WHAT IS REQUIRED: An exact reproduction of the records is required, with all images left out.

DATASET:
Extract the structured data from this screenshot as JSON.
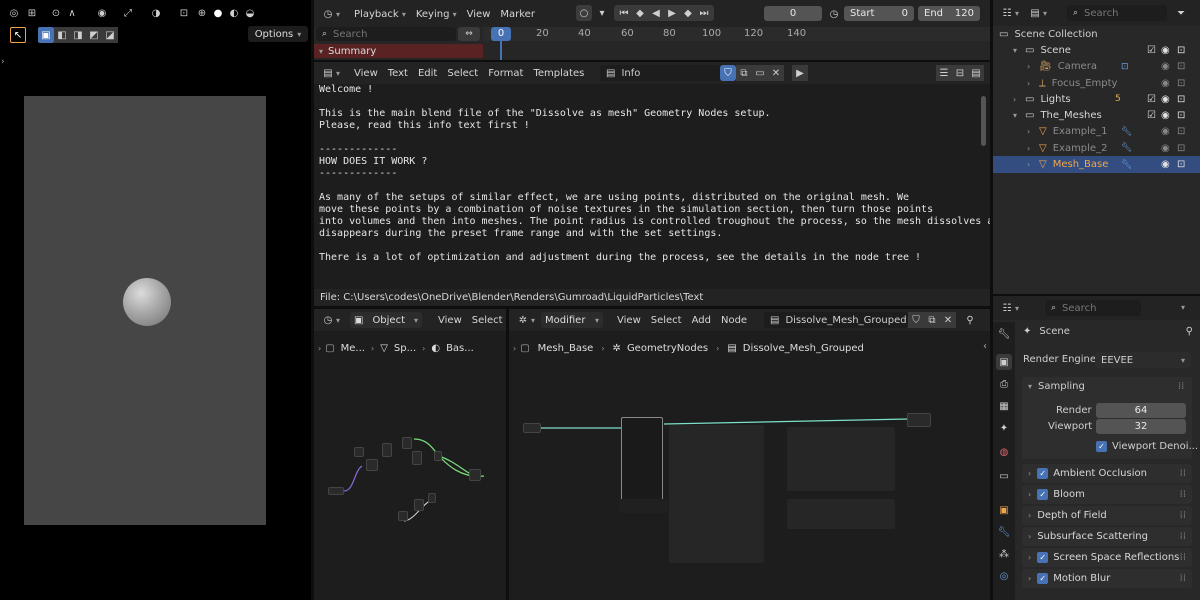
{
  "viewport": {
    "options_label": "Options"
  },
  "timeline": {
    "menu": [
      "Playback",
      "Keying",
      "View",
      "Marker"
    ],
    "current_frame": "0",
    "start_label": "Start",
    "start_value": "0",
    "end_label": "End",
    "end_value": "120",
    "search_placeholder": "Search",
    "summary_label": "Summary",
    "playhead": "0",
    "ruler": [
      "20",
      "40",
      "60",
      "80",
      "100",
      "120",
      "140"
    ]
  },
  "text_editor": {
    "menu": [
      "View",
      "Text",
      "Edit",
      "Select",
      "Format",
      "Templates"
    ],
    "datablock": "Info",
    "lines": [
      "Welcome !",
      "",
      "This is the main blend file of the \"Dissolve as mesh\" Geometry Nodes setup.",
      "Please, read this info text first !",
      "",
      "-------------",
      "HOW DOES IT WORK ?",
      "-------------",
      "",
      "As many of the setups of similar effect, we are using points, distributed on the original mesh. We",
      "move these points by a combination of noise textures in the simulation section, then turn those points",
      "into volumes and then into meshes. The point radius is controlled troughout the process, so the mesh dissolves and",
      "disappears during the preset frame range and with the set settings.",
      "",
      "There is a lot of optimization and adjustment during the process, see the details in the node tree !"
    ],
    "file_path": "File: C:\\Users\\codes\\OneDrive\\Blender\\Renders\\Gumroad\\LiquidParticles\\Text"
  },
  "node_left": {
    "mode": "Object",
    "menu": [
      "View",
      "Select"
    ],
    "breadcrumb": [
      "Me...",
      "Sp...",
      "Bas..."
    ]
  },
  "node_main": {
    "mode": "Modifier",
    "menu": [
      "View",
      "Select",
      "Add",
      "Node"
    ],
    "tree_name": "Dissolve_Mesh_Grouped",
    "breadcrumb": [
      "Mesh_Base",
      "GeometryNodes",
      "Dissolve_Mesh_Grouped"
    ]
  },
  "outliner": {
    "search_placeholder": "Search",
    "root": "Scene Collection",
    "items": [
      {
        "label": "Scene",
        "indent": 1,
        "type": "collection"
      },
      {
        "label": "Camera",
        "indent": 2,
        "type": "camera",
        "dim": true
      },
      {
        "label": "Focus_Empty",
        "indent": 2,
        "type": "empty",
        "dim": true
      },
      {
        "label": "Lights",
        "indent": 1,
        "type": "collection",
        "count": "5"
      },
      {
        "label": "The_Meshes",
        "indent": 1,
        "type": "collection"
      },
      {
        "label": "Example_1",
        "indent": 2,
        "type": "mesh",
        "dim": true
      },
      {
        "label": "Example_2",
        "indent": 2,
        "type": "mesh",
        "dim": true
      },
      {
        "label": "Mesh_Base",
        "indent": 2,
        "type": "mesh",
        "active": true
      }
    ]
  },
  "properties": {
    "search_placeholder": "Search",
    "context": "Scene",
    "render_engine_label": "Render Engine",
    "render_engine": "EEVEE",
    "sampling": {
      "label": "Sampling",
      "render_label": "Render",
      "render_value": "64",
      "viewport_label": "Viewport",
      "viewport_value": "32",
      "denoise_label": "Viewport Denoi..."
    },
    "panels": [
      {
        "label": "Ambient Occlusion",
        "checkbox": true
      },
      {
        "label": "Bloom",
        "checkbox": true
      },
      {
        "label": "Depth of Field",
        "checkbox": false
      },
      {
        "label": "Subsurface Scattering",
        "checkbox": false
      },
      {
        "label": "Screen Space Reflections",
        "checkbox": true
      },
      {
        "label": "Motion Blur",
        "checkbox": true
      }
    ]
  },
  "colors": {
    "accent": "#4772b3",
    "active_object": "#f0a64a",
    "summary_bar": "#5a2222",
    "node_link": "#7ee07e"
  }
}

COMPLETE OUTPUT:
Extract the structured data from this screenshot as JSON.
{
  "viewport": {
    "options_label": "Options"
  },
  "timeline": {
    "menu": [
      "Playback",
      "Keying",
      "View",
      "Marker"
    ],
    "current_frame": "0",
    "start_label": "Start",
    "start_value": "0",
    "end_label": "End",
    "end_value": "120",
    "search_placeholder": "Search",
    "summary_label": "Summary",
    "playhead": "0",
    "ruler": [
      "20",
      "40",
      "60",
      "80",
      "100",
      "120",
      "140"
    ]
  },
  "text_editor": {
    "menu": [
      "View",
      "Text",
      "Edit",
      "Select",
      "Format",
      "Templates"
    ],
    "datablock": "Info",
    "lines": [
      "Welcome !",
      "",
      "This is the main blend file of the \"Dissolve as mesh\" Geometry Nodes setup.",
      "Please, read this info text first !",
      "",
      "-------------",
      "HOW DOES IT WORK ?",
      "-------------",
      "",
      "As many of the setups of similar effect, we are using points, distributed on the original mesh. We",
      "move these points by a combination of noise textures in the simulation section, then turn those points",
      "into volumes and then into meshes. The point radius is controlled troughout the process, so the mesh dissolves and",
      "disappears during the preset frame range and with the set settings.",
      "",
      "There is a lot of optimization and adjustment during the process, see the details in the node tree !"
    ],
    "file_path": "File: C:\\Users\\codes\\OneDrive\\Blender\\Renders\\Gumroad\\LiquidParticles\\Text"
  },
  "node_left": {
    "mode": "Object",
    "menu": [
      "View",
      "Select"
    ],
    "breadcrumb": [
      "Me...",
      "Sp...",
      "Bas..."
    ]
  },
  "node_main": {
    "mode": "Modifier",
    "menu": [
      "View",
      "Select",
      "Add",
      "Node"
    ],
    "tree_name": "Dissolve_Mesh_Grouped",
    "breadcrumb": [
      "Mesh_Base",
      "GeometryNodes",
      "Dissolve_Mesh_Grouped"
    ]
  },
  "outliner": {
    "search_placeholder": "Search",
    "root": "Scene Collection",
    "items": [
      {
        "label": "Scene",
        "indent": 1,
        "type": "collection"
      },
      {
        "label": "Camera",
        "indent": 2,
        "type": "camera",
        "dim": true
      },
      {
        "label": "Focus_Empty",
        "indent": 2,
        "type": "empty",
        "dim": true
      },
      {
        "label": "Lights",
        "indent": 1,
        "type": "collection",
        "count": "5"
      },
      {
        "label": "The_Meshes",
        "indent": 1,
        "type": "collection"
      },
      {
        "label": "Example_1",
        "indent": 2,
        "type": "mesh",
        "dim": true
      },
      {
        "label": "Example_2",
        "indent": 2,
        "type": "mesh",
        "dim": true
      },
      {
        "label": "Mesh_Base",
        "indent": 2,
        "type": "mesh",
        "active": true
      }
    ]
  },
  "properties": {
    "search_placeholder": "Search",
    "context": "Scene",
    "render_engine_label": "Render Engine",
    "render_engine": "EEVEE",
    "sampling": {
      "label": "Sampling",
      "render_label": "Render",
      "render_value": "64",
      "viewport_label": "Viewport",
      "viewport_value": "32",
      "denoise_label": "Viewport Denoi..."
    },
    "panels": [
      {
        "label": "Ambient Occlusion",
        "checkbox": true
      },
      {
        "label": "Bloom",
        "checkbox": true
      },
      {
        "label": "Depth of Field",
        "checkbox": false
      },
      {
        "label": "Subsurface Scattering",
        "checkbox": false
      },
      {
        "label": "Screen Space Reflections",
        "checkbox": true
      },
      {
        "label": "Motion Blur",
        "checkbox": true
      }
    ]
  },
  "colors": {
    "accent": "#4772b3",
    "active_object": "#f0a64a",
    "summary_bar": "#5a2222",
    "node_link": "#7ee07e"
  }
}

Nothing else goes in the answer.